*REQUEST*.
Recast each line of the rows below as a string in a JSON list, skipping any blank lines.

Start DATA TO PROCESS

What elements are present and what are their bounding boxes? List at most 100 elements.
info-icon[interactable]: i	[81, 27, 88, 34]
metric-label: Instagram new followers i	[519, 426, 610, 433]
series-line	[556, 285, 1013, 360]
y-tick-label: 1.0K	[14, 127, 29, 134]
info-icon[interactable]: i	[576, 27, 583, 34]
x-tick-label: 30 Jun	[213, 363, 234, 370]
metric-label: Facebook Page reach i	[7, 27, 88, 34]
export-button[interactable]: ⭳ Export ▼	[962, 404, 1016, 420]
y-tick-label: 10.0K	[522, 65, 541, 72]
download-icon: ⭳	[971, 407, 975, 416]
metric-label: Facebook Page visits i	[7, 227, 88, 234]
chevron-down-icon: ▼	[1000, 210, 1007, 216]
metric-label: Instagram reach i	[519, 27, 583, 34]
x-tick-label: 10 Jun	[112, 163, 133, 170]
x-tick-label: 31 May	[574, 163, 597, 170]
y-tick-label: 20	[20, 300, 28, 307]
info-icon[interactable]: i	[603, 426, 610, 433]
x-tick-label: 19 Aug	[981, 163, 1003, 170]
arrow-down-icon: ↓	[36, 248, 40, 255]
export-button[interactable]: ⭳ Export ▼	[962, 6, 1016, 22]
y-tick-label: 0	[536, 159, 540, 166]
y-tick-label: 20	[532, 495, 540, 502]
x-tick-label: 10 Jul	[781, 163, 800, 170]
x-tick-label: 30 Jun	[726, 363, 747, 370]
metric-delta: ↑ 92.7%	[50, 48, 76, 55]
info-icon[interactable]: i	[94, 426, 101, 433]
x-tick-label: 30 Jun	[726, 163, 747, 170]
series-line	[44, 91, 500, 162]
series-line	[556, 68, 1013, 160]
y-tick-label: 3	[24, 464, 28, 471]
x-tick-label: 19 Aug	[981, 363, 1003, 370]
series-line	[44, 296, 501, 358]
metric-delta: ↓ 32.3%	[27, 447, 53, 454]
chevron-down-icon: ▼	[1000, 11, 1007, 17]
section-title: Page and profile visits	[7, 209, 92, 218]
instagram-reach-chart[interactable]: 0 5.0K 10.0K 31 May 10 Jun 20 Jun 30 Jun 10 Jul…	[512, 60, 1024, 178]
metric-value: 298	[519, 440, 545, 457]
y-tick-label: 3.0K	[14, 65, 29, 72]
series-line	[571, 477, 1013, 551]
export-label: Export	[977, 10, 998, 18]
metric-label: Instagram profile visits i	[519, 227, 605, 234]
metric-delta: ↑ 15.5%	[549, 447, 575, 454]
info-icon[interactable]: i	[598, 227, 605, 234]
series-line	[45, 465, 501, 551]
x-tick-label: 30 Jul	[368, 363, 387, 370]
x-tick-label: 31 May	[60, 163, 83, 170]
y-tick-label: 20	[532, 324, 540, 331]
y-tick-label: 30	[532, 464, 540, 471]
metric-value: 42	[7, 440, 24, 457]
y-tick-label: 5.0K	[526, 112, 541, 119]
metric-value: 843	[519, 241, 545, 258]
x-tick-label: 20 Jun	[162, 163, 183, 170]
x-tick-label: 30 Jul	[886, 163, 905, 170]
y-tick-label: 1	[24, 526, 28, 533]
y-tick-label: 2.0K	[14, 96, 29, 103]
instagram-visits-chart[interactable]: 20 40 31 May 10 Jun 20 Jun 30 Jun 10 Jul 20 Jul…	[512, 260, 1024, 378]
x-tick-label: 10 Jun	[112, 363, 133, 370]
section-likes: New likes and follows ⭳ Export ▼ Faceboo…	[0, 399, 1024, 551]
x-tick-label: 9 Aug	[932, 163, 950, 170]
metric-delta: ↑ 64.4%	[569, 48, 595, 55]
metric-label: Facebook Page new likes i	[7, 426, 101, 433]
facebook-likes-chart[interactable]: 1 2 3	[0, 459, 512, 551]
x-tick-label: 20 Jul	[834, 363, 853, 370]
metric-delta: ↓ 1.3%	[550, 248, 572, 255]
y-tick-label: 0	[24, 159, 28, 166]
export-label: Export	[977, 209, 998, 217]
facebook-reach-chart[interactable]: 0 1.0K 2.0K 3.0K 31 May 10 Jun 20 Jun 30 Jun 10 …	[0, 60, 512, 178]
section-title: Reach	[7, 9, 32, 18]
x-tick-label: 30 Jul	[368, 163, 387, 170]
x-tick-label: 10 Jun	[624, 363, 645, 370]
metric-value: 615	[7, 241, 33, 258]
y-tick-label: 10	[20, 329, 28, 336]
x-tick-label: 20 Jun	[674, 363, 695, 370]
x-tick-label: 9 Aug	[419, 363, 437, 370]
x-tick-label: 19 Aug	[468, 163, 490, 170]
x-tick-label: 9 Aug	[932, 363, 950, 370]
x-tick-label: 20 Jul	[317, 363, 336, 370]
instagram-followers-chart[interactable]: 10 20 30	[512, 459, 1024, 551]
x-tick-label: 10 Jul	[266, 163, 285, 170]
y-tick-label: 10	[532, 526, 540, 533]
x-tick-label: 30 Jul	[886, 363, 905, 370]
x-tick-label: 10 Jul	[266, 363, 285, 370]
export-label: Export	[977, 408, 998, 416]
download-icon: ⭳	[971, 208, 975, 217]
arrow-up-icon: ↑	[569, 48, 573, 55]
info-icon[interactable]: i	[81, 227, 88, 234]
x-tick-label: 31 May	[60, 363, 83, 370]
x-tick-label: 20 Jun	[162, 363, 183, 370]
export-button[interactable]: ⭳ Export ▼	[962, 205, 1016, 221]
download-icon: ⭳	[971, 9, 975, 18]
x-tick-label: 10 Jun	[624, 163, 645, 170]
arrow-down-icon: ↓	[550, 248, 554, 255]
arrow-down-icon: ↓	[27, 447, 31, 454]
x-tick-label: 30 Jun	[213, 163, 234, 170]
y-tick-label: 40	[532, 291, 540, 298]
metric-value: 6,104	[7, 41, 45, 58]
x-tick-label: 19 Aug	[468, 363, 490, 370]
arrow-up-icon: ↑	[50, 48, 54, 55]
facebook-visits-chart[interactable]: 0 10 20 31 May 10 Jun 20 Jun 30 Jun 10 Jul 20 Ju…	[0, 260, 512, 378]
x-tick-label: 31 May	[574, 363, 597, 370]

End DATA TO PROCESS

*FINAL ANSWER*.
[
  "What elements are present and what are their bounding boxes? List at most 100 elements.",
  "info-icon[interactable]: i\t[81, 27, 88, 34]",
  "metric-label: Instagram new followers i\t[519, 426, 610, 433]",
  "series-line\t[556, 285, 1013, 360]",
  "y-tick-label: 1.0K\t[14, 127, 29, 134]",
  "info-icon[interactable]: i\t[576, 27, 583, 34]",
  "x-tick-label: 30 Jun\t[213, 363, 234, 370]",
  "metric-label: Facebook Page reach i\t[7, 27, 88, 34]",
  "export-button[interactable]: ⭳ Export ▼\t[962, 404, 1016, 420]",
  "y-tick-label: 10.0K\t[522, 65, 541, 72]",
  "download-icon: ⭳\t[971, 407, 975, 416]",
  "metric-label: Facebook Page visits i\t[7, 227, 88, 234]",
  "chevron-down-icon: ▼\t[1000, 210, 1007, 216]",
  "metric-label: Instagram reach i\t[519, 27, 583, 34]",
  "x-tick-label: 10 Jun\t[112, 163, 133, 170]",
  "x-tick-label: 31 May\t[574, 163, 597, 170]",
  "y-tick-label: 20\t[20, 300, 28, 307]",
  "info-icon[interactable]: i\t[603, 426, 610, 433]",
  "x-tick-label: 19 Aug\t[981, 163, 1003, 170]",
  "arrow-down-icon: ↓\t[36, 248, 40, 255]",
  "export-button[interactable]: ⭳ Export ▼\t[962, 6, 1016, 22]",
  "y-tick-label: 0\t[536, 159, 540, 166]",
  "y-tick-label: 20\t[532, 495, 540, 502]",
  "x-tick-label: 10 Jul\t[781, 163, 800, 170]",
  "x-tick-label: 30 Jun\t[726, 363, 747, 370]",
  "metric-delta: ↑ 92.7%\t[50, 48, 76, 55]",
  "info-icon[interactable]: i\t[94, 426, 101, 433]",
  "x-tick-label: 30 Jun\t[726, 163, 747, 170]",
  "series-line\t[44, 91, 500, 162]",
  "series-line\t[556, 68, 1013, 160]",
  "y-tick-label: 3\t[24, 464, 28, 471]",
  "x-tick-label: 19 Aug\t[981, 363, 1003, 370]",
  "series-line\t[44, 296, 501, 358]",
  "metric-delta: ↓ 32.3%\t[27, 447, 53, 454]",
  "chevron-down-icon: ▼\t[1000, 11, 1007, 17]",
  "section-title: Page and profile visits\t[7, 209, 92, 218]",
  "instagram-reach-chart[interactable]: 0 5.0K 10.0K 31 May 10 Jun 20 Jun 30 Jun 10 Jul…\t[512, 60, 1024, 178]",
  "metric-value: 298\t[519, 440, 545, 457]",
  "y-tick-label: 3.0K\t[14, 65, 29, 72]",
  "series-line\t[571, 477, 1013, 551]",
  "export-label: Export\t[977, 10, 998, 18]",
  "metric-label: Instagram profile visits i\t[519, 227, 605, 234]",
  "metric-delta: ↑ 15.5%\t[549, 447, 575, 454]",
  "info-icon[interactable]: i\t[598, 227, 605, 234]",
  "series-line\t[45, 465, 501, 551]",
  "x-tick-label: 30 Jul\t[368, 363, 387, 370]",
  "x-tick-label: 31 May\t[60, 163, 83, 170]",
  "y-tick-label: 20\t[532, 324, 540, 331]",
  "y-tick-label: 30\t[532, 464, 540, 471]",
  "metric-value: 42\t[7, 440, 24, 457]",
  "y-tick-label: 5.0K\t[526, 112, 541, 119]",
  "metric-value: 843\t[519, 241, 545, 258]",
  "x-tick-label: 20 Jun\t[162, 163, 183, 170]",
  "x-tick-label: 30 Jul\t[886, 163, 905, 170]",
  "y-tick-label: 1\t[24, 526, 28, 533]",
  "y-tick-label: 2.0K\t[14, 96, 29, 103]",
  "instagram-visits-chart[interactable]: 20 40 31 May 10 Jun 20 Jun 30 Jun 10 Jul 20 Jul…\t[512, 260, 1024, 378]",
  "x-tick-label: 10 Jun\t[112, 363, 133, 370]",
  "section-likes: New likes and follows ⭳ Export ▼ Faceboo…\t[0, 399, 1024, 551]",
  "x-tick-label: 9 Aug\t[932, 163, 950, 170]",
  "metric-delta: ↑ 64.4%\t[569, 48, 595, 55]",
  "metric-label: Facebook Page new likes i\t[7, 426, 101, 433]",
  "facebook-likes-chart[interactable]: 1 2 3\t[0, 459, 512, 551]",
  "x-tick-label: 20 Jul\t[834, 363, 853, 370]",
  "metric-delta: ↓ 1.3%\t[550, 248, 572, 255]",
  "y-tick-label: 0\t[24, 159, 28, 166]",
  "export-label: Export\t[977, 209, 998, 217]",
  "facebook-reach-chart[interactable]: 0 1.0K 2.0K 3.0K 31 May 10 Jun 20 Jun 30 Jun 10 …\t[0, 60, 512, 178]",
  "section-title: Reach\t[7, 9, 32, 18]",
  "x-tick-label: 30 Jul\t[368, 163, 387, 170]",
  "x-tick-label: 10 Jun\t[624, 363, 645, 370]",
  "metric-value: 615\t[7, 241, 33, 258]",
  "y-tick-label: 10\t[20, 329, 28, 336]",
  "x-tick-label: 20 Jun\t[674, 363, 695, 370]",
  "x-tick-label: 9 Aug\t[419, 363, 437, 370]",
  "x-tick-label: 19 Aug\t[468, 163, 490, 170]",
  "x-tick-label: 9 Aug\t[932, 363, 950, 370]",
  "x-tick-label: 20 Jul\t[317, 363, 336, 370]",
  "instagram-followers-chart[interactable]: 10 20 30\t[512, 459, 1024, 551]",
  "x-tick-label: 10 Jul\t[266, 163, 285, 170]",
  "y-tick-label: 10\t[532, 526, 540, 533]",
  "x-tick-label: 30 Jul\t[886, 363, 905, 370]",
  "x-tick-label: 10 Jul\t[266, 363, 285, 370]",
  "export-label: Export\t[977, 408, 998, 416]",
  "download-icon: ⭳\t[971, 208, 975, 217]",
  "arrow-up-icon: ↑\t[569, 48, 573, 55]",
  "info-icon[interactable]: i\t[81, 227, 88, 234]",
  "x-tick-label: 31 May\t[60, 363, 83, 370]",
  "x-tick-label: 20 Jun\t[162, 363, 183, 370]",
  "export-button[interactable]: ⭳ Export ▼\t[962, 205, 1016, 221]",
  "download-icon: ⭳\t[971, 9, 975, 18]",
  "x-tick-label: 10 Jun\t[624, 163, 645, 170]",
  "arrow-down-icon: ↓\t[550, 248, 554, 255]",
  "arrow-down-icon: ↓\t[27, 447, 31, 454]",
  "x-tick-label: 30 Jun\t[213, 163, 234, 170]",
  "y-tick-label: 40\t[532, 291, 540, 298]",
  "metric-value: 6,104\t[7, 41, 45, 58]",
  "x-tick-label: 19 Aug\t[468, 363, 490, 370]",
  "arrow-up-icon: ↑\t[50, 48, 54, 55]",
  "facebook-visits-chart[interactable]: 0 10 20 31 May 10 Jun 20 Jun 30 Jun 10 Jul 20 Ju…\t[0, 260, 512, 378]",
  "x-tick-label: 31 May\t[574, 363, 597, 370]"
]